Direction – Every line below that contains "оборудование" is to be copied.

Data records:
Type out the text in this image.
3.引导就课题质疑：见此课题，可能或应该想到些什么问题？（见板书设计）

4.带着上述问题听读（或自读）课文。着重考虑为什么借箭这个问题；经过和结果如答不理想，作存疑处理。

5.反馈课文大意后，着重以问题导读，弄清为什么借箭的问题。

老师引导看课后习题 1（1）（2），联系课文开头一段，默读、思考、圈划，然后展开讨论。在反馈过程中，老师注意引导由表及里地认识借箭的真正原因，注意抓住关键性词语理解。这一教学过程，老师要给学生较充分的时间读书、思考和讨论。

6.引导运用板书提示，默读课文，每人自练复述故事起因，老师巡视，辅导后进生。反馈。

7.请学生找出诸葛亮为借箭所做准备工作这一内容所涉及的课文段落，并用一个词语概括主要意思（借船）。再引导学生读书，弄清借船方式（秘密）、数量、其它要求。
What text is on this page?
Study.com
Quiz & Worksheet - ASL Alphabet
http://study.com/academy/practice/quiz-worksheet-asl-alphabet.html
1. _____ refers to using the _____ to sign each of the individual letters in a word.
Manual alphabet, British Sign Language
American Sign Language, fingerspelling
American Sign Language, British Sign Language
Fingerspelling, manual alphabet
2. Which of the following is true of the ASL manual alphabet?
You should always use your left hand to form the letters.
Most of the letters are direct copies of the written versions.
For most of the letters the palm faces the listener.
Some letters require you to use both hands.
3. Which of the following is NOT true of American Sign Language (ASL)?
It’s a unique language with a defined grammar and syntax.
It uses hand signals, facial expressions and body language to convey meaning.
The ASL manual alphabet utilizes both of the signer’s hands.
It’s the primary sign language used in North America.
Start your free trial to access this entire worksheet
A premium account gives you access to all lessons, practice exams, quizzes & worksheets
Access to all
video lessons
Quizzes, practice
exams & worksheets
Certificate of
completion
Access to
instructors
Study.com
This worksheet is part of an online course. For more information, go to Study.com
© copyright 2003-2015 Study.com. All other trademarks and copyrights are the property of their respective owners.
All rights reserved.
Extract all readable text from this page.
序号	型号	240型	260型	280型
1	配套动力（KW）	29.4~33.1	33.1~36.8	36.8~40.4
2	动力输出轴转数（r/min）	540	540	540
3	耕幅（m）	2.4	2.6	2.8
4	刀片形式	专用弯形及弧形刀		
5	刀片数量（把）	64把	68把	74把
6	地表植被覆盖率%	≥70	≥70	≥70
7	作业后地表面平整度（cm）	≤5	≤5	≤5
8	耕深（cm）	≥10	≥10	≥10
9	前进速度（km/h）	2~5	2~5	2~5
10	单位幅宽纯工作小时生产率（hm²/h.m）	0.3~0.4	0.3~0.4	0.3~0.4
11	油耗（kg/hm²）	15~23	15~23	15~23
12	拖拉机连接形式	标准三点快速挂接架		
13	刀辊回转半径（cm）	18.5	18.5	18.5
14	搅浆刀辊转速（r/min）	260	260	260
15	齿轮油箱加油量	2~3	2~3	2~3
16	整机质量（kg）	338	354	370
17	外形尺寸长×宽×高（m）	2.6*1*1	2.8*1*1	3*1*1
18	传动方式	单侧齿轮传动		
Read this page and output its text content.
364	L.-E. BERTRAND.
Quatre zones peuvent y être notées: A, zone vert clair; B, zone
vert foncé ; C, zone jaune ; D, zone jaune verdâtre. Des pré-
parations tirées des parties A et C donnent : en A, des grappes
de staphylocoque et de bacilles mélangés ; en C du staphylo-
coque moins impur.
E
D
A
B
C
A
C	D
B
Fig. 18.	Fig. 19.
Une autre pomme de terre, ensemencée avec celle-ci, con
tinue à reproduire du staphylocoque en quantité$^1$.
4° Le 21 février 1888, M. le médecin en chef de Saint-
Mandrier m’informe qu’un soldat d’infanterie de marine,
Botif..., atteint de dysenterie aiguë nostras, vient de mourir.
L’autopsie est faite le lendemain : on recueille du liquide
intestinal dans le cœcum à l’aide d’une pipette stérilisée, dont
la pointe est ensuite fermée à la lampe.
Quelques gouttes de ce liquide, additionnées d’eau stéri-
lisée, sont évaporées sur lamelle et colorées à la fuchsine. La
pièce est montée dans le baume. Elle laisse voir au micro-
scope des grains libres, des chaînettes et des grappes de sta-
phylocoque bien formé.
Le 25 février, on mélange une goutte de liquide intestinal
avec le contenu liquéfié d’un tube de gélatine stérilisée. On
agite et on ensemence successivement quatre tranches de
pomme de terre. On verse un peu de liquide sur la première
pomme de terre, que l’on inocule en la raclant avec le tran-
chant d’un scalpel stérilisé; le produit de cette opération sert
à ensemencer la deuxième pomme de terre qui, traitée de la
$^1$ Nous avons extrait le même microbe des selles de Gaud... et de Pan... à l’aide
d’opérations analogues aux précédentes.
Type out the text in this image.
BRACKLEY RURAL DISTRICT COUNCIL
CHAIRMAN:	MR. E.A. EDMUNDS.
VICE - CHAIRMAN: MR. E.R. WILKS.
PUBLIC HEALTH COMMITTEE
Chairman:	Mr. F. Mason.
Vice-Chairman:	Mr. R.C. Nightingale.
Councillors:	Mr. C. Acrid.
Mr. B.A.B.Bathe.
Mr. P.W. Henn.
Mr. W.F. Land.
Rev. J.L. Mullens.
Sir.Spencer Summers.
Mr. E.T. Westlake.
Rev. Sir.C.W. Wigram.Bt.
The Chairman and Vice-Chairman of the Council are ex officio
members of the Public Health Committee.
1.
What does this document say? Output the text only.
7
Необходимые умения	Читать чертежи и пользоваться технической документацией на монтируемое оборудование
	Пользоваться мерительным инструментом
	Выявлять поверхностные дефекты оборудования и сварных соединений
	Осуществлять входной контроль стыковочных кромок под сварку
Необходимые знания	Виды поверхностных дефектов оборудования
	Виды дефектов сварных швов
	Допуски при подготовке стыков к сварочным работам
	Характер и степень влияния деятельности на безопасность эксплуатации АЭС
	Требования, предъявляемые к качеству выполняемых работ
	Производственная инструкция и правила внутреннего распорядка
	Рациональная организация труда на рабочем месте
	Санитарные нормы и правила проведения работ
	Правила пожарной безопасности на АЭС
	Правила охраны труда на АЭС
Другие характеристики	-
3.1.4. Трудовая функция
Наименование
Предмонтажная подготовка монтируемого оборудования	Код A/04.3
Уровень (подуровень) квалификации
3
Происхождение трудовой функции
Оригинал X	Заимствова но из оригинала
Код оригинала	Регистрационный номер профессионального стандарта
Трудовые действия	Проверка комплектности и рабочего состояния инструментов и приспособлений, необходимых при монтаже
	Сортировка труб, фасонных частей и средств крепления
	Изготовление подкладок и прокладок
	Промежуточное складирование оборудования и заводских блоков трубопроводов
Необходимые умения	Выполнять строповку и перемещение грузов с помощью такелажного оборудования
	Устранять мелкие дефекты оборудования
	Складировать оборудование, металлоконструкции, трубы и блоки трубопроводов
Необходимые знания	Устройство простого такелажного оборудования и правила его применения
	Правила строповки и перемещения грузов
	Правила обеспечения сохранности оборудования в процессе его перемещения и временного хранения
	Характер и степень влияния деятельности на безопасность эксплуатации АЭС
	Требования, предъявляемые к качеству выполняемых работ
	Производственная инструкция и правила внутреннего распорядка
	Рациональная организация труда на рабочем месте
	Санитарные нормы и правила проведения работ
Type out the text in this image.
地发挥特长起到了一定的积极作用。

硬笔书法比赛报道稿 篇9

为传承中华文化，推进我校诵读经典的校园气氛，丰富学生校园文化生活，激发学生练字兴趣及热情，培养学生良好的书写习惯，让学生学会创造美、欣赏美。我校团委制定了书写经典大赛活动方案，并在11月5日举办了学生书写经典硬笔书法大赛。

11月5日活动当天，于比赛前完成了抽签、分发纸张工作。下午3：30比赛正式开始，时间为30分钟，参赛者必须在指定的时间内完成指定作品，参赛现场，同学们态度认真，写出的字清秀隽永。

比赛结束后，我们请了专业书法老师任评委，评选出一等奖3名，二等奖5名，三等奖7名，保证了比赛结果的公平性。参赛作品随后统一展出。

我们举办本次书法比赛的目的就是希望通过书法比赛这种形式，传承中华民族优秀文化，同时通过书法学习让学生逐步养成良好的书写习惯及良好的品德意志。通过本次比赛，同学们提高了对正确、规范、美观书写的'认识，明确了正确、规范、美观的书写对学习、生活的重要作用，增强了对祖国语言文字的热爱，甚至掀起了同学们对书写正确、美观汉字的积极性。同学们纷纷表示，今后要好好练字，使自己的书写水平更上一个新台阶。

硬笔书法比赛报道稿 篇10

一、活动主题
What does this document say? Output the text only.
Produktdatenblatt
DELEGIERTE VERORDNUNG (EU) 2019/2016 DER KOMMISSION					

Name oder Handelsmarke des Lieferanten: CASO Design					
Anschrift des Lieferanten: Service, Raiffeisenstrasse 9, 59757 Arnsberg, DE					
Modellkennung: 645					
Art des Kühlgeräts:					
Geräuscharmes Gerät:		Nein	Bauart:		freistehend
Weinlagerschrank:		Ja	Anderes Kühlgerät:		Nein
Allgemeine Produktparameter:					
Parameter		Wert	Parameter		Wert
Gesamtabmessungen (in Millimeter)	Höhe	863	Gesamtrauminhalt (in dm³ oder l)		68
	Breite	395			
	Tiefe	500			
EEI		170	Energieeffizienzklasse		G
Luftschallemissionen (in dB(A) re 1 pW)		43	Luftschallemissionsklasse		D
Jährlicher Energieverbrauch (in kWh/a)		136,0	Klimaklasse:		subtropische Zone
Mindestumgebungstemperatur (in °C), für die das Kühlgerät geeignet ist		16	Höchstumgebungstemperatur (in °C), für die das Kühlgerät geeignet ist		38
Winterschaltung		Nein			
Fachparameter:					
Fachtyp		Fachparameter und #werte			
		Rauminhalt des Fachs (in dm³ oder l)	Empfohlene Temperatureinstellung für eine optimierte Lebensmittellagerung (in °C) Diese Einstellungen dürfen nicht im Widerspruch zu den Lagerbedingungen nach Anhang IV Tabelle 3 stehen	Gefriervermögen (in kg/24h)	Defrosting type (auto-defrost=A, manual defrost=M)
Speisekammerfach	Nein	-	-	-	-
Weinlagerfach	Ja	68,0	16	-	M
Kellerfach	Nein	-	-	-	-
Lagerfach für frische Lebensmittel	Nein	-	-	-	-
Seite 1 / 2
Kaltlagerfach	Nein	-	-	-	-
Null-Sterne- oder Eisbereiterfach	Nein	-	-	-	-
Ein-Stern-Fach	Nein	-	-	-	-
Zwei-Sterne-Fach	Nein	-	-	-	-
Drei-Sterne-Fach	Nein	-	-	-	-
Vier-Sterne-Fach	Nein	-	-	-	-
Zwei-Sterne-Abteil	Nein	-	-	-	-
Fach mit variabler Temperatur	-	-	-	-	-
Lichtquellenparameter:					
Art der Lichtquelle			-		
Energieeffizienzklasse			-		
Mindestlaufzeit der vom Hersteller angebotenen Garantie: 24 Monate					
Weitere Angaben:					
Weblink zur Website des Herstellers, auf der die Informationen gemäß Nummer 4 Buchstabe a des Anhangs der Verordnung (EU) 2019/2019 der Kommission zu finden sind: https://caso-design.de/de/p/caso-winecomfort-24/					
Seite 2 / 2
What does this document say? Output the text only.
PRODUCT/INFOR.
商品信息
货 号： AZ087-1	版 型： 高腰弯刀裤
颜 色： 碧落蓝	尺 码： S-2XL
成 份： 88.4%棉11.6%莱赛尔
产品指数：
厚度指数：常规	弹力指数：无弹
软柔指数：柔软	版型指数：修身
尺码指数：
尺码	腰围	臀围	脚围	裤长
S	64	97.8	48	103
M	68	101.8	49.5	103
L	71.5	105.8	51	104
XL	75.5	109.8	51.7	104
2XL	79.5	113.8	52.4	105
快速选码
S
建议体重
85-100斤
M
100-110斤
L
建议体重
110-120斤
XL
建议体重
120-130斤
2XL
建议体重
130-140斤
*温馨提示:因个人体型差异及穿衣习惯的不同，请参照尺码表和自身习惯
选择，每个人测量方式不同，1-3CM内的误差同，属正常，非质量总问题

Complete answer –
Необходимые умения	Читать чертежи и пользоваться технической документацией на монтируемое оборудование
	Складировать оборудование, металлоконструкции, трубы и блоки трубопроводов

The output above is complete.